— START Data extract —

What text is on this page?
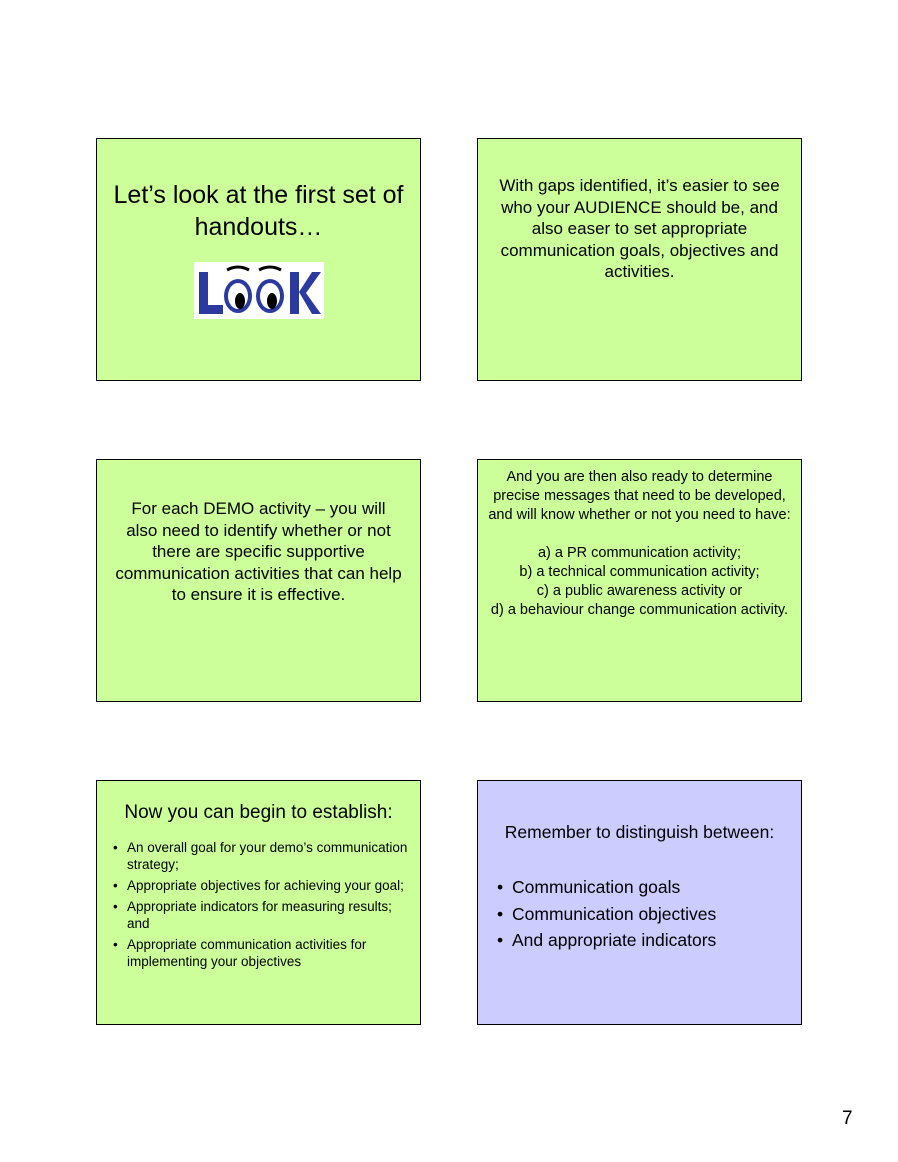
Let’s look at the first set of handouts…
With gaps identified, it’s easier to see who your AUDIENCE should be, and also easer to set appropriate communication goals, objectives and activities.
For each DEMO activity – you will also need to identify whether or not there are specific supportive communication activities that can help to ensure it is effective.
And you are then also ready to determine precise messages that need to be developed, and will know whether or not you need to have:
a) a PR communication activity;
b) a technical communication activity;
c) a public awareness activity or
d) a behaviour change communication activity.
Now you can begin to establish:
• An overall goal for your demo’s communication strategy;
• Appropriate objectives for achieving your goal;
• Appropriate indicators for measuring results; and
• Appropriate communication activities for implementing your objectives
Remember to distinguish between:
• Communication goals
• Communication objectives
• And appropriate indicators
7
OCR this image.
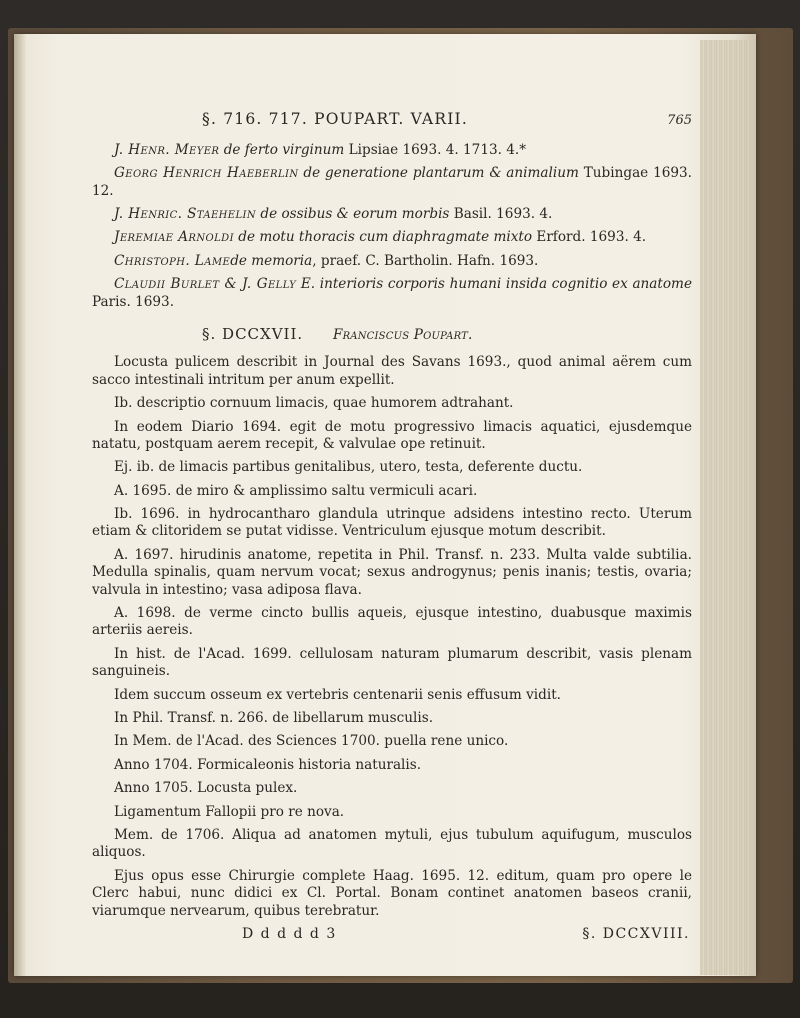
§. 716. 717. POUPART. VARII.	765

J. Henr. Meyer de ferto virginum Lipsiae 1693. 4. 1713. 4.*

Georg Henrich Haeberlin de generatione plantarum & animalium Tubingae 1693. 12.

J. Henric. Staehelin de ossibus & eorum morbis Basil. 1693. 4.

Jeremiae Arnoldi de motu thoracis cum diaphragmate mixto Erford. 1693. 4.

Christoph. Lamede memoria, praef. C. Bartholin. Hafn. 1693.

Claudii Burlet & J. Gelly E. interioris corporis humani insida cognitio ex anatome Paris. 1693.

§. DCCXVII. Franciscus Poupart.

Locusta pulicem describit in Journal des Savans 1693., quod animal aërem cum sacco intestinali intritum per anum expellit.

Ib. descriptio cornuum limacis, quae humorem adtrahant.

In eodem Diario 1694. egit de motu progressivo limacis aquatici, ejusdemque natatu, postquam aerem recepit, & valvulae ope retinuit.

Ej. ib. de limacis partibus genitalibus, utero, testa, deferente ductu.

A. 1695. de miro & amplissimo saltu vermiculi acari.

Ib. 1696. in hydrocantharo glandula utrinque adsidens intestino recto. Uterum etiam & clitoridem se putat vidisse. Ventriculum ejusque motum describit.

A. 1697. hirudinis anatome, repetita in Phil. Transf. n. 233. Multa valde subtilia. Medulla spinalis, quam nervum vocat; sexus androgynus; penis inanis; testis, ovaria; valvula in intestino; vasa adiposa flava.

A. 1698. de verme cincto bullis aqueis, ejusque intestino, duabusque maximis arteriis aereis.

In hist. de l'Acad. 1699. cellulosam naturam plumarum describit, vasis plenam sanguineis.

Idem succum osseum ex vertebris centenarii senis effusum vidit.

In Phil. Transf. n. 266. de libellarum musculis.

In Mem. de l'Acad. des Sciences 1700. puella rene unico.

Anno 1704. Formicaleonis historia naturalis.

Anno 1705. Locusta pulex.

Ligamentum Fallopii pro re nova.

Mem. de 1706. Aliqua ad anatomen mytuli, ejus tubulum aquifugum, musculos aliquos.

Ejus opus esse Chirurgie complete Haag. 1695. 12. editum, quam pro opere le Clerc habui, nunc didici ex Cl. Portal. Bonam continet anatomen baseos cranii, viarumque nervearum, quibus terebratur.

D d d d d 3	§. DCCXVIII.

— END Data extract —

From the material above, copy everything exactly but the pictures.

### Exercise response
What text is on this page?
Let’s look at the first set of handouts…
With gaps identified, it’s easier to see who your AUDIENCE should be, and also easer to set appropriate communication goals, objectives and activities.
For each DEMO activity – you will also need to identify whether or not there are specific supportive communication activities that can help to ensure it is effective.
And you are then also ready to determine precise messages that need to be developed, and will know whether or not you need to have:
a) a PR communication activity;
b) a technical communication activity;
c) a public awareness activity or
d) a behaviour change communication activity.
Now you can begin to establish:
• An overall goal for your demo’s communication strategy;
• Appropriate objectives for achieving your goal;
• Appropriate indicators for measuring results; and
• Appropriate communication activities for implementing your objectives
Remember to distinguish between:
• Communication goals
• Communication objectives
• And appropriate indicators
7
OCR this image.
§. 716. 717. POUPART. VARII.	765

J. Henr. Meyer de ferto virginum Lipsiae 1693. 4. 1713. 4.*

Georg Henrich Haeberlin de generatione plantarum & animalium Tubingae 1693. 12.

J. Henric. Staehelin de ossibus & eorum morbis Basil. 1693. 4.

Jeremiae Arnoldi de motu thoracis cum diaphragmate mixto Erford. 1693. 4.

Christoph. Lamede memoria, praef. C. Bartholin. Hafn. 1693.

Claudii Burlet & J. Gelly E. interioris corporis humani insida cognitio ex anatome Paris. 1693.

§. DCCXVII. Franciscus Poupart.

Locusta pulicem describit in Journal des Savans 1693., quod animal aërem cum sacco intestinali intritum per anum expellit.

Ib. descriptio cornuum limacis, quae humorem adtrahant.

In eodem Diario 1694. egit de motu progressivo limacis aquatici, ejusdemque natatu, postquam aerem recepit, & valvulae ope retinuit.

Ej. ib. de limacis partibus genitalibus, utero, testa, deferente ductu.

A. 1695. de miro & amplissimo saltu vermiculi acari.

Ib. 1696. in hydrocantharo glandula utrinque adsidens intestino recto. Uterum etiam & clitoridem se putat vidisse. Ventriculum ejusque motum describit.

A. 1697. hirudinis anatome, repetita in Phil. Transf. n. 233. Multa valde subtilia. Medulla spinalis, quam nervum vocat; sexus androgynus; penis inanis; testis, ovaria; valvula in intestino; vasa adiposa flava.

A. 1698. de verme cincto bullis aqueis, ejusque intestino, duabusque maximis arteriis aereis.

In hist. de l'Acad. 1699. cellulosam naturam plumarum describit, vasis plenam sanguineis.

Idem succum osseum ex vertebris centenarii senis effusum vidit.

In Phil. Transf. n. 266. de libellarum musculis.

In Mem. de l'Acad. des Sciences 1700. puella rene unico.

Anno 1704. Formicaleonis historia naturalis.

Anno 1705. Locusta pulex.

Ligamentum Fallopii pro re nova.

Mem. de 1706. Aliqua ad anatomen mytuli, ejus tubulum aquifugum, musculos aliquos.

Ejus opus esse Chirurgie complete Haag. 1695. 12. editum, quam pro opere le Clerc habui, nunc didici ex Cl. Portal. Bonam continet anatomen baseos cranii, viarumque nervearum, quibus terebratur.

D d d d d 3	§. DCCXVIII.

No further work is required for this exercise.